Pick out each line in these entries that contains the string "развития".
───── RECORDS SUPPLIED ─────
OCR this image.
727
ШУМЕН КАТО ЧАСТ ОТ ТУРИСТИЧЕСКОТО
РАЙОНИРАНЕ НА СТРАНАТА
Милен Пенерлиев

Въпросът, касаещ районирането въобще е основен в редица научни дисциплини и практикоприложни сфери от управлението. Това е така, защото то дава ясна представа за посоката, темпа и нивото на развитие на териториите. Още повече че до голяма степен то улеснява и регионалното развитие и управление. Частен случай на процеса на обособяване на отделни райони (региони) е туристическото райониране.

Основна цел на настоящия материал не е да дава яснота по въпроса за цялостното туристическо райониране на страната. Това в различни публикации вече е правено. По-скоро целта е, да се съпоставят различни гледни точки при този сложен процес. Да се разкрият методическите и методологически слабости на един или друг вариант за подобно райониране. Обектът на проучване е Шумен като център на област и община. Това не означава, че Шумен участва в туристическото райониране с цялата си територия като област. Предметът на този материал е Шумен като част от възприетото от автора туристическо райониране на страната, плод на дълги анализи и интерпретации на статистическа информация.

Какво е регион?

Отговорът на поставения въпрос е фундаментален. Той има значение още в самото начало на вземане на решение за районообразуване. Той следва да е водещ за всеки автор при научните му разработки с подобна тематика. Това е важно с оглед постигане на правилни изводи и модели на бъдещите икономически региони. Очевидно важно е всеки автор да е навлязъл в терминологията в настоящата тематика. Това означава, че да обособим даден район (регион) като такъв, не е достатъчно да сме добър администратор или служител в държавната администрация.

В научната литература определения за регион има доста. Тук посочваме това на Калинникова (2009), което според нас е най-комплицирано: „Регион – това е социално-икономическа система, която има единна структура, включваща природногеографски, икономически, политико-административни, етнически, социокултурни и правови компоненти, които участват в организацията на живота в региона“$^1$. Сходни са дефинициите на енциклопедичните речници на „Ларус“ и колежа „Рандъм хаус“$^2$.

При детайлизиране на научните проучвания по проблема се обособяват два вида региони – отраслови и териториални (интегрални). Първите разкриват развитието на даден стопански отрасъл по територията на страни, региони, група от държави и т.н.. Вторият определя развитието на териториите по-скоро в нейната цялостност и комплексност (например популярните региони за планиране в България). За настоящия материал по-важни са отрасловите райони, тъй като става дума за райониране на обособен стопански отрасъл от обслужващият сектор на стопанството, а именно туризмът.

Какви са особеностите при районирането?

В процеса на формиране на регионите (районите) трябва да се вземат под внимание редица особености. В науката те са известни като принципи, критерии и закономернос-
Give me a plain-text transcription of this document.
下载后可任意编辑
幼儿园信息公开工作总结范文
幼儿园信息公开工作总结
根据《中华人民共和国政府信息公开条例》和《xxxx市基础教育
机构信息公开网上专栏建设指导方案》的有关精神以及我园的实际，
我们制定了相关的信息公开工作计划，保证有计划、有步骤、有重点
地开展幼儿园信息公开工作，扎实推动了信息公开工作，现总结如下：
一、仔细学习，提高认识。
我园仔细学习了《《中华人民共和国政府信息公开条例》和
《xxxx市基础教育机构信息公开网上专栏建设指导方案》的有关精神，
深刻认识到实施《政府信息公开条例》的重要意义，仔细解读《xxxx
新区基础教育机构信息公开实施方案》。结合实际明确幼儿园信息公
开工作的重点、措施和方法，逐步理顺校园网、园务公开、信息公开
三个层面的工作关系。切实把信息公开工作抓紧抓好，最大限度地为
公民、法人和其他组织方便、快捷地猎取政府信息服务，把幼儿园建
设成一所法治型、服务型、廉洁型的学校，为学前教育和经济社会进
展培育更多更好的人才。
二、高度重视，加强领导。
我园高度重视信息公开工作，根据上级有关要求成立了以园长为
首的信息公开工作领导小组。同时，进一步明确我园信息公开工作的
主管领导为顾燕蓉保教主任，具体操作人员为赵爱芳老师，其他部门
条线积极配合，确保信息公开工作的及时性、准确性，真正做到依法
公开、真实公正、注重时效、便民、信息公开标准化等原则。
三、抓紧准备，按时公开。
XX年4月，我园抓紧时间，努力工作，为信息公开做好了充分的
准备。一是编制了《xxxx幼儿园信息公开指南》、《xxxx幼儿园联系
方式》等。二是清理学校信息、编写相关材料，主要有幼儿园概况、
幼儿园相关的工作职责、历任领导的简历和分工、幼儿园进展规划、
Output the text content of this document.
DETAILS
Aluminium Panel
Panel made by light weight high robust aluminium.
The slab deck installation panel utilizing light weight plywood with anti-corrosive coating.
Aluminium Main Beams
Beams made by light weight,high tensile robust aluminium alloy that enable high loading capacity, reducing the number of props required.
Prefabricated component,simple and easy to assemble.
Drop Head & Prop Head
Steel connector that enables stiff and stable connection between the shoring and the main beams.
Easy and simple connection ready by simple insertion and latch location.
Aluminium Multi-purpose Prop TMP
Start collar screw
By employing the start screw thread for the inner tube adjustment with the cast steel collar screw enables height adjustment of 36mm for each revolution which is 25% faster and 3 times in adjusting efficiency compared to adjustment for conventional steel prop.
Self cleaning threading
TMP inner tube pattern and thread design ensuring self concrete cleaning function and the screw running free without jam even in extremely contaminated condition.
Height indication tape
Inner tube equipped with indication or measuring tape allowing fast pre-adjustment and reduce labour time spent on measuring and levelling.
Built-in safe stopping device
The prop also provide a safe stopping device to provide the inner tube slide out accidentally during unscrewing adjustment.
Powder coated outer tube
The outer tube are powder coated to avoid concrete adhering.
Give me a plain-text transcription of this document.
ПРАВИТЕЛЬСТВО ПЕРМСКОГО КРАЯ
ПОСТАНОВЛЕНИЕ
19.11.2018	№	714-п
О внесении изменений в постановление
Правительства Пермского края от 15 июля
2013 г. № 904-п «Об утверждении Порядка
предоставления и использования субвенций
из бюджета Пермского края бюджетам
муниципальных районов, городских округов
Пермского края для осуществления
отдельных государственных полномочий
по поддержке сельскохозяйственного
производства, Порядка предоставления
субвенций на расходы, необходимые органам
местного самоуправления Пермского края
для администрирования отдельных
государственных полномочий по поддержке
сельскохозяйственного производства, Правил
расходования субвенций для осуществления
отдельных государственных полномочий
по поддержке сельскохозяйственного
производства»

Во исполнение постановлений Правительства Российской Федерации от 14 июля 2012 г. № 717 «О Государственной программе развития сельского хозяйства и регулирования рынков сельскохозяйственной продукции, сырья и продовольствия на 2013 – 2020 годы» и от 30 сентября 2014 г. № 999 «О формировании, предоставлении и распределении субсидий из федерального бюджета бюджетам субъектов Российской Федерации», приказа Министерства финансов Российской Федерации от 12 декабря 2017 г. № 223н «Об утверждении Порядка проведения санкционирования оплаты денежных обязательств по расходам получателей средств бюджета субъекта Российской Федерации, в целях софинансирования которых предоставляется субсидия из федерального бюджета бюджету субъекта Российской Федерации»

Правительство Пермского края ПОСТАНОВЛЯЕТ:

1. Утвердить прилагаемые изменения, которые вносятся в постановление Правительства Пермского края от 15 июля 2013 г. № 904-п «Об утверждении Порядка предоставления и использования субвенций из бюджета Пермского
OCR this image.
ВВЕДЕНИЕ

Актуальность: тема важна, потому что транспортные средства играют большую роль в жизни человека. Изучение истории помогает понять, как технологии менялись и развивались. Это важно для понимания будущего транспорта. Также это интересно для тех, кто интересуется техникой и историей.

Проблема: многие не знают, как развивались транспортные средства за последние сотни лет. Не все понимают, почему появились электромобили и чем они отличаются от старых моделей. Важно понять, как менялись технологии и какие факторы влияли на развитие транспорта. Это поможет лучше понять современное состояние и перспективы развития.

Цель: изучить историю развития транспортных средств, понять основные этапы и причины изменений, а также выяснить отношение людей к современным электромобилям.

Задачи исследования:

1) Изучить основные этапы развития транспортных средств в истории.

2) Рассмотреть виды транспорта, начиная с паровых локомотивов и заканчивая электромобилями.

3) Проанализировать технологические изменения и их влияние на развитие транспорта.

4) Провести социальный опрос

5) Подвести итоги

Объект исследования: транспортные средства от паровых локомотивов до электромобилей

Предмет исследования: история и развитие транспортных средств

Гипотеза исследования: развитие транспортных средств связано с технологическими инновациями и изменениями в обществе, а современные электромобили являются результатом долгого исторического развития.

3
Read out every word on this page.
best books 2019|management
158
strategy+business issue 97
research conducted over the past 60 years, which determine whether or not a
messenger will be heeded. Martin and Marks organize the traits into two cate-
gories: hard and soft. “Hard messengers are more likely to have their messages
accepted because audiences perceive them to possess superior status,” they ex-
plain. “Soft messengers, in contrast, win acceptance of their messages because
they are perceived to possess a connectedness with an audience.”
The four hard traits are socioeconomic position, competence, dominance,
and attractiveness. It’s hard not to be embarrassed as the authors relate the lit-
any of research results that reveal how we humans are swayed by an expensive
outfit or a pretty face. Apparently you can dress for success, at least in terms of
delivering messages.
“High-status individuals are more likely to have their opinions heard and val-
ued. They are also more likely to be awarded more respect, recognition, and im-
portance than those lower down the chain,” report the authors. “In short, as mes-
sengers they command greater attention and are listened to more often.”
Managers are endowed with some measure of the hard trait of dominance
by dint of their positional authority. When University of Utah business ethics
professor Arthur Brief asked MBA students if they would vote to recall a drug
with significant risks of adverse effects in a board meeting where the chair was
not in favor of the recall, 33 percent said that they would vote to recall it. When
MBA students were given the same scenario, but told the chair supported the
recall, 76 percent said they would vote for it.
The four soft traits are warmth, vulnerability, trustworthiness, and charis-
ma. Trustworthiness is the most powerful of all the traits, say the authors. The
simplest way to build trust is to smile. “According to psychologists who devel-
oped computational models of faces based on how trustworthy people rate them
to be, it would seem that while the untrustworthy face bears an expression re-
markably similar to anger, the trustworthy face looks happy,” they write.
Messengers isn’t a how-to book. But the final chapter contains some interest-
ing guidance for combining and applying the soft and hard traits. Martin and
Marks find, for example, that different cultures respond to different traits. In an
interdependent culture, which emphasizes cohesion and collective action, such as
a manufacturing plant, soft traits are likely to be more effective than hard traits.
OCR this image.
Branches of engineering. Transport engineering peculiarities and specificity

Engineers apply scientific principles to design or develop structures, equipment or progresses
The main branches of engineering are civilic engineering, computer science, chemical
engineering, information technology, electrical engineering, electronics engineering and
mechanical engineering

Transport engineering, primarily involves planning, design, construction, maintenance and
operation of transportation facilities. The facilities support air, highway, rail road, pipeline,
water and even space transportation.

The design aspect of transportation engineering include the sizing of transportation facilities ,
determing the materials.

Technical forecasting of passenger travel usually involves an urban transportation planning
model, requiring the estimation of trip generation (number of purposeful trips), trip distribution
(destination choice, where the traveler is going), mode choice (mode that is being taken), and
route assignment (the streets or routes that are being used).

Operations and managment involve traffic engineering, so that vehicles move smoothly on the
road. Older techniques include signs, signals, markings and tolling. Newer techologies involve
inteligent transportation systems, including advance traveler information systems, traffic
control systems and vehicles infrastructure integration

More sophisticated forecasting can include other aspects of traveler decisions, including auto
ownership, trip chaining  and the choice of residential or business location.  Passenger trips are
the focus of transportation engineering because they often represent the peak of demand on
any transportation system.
─────
* EXERCISE RESPONSE
Во исполнение постановлений Правительства Российской Федерации от 14 июля 2012 г. № 717 «О Государственной программе развития сельского хозяйства и регулирования рынков сельскохозяйственной продукции, сырья и продовольствия на 2013 – 2020 годы» и от 30 сентября 2014 г. № 999 «О формировании, предоставлении и распределении субсидий из федерального бюджета бюджетам субъектов Российской Федерации», приказа Министерства финансов Российской Федерации от 12 декабря 2017 г. № 223н «Об утверждении Порядка проведения санкционирования оплаты денежных обязательств по расходам получателей средств бюджета субъекта Российской Федерации, в целях софинансирования которых предоставляется субсидия из федерального бюджета бюджету субъекта Российской Федерации»
Проблема: многие не знают, как развивались транспортные средства за последние сотни лет. Не все понимают, почему появились электромобили и чем они отличаются от старых моделей. Важно понять, как менялись технологии и какие факторы влияли на развитие транспорта. Это поможет лучше понять современное состояние и перспективы развития.
Цель: изучить историю развития транспортных средств, понять основные этапы и причины изменений, а также выяснить отношение людей к современным электромобилям.
1) Изучить основные этапы развития транспортных средств в истории.
Гипотеза исследования: развитие транспортных средств связано с технологическими инновациями и изменениями в обществе, а современные электромобили являются результатом долгого исторического развития.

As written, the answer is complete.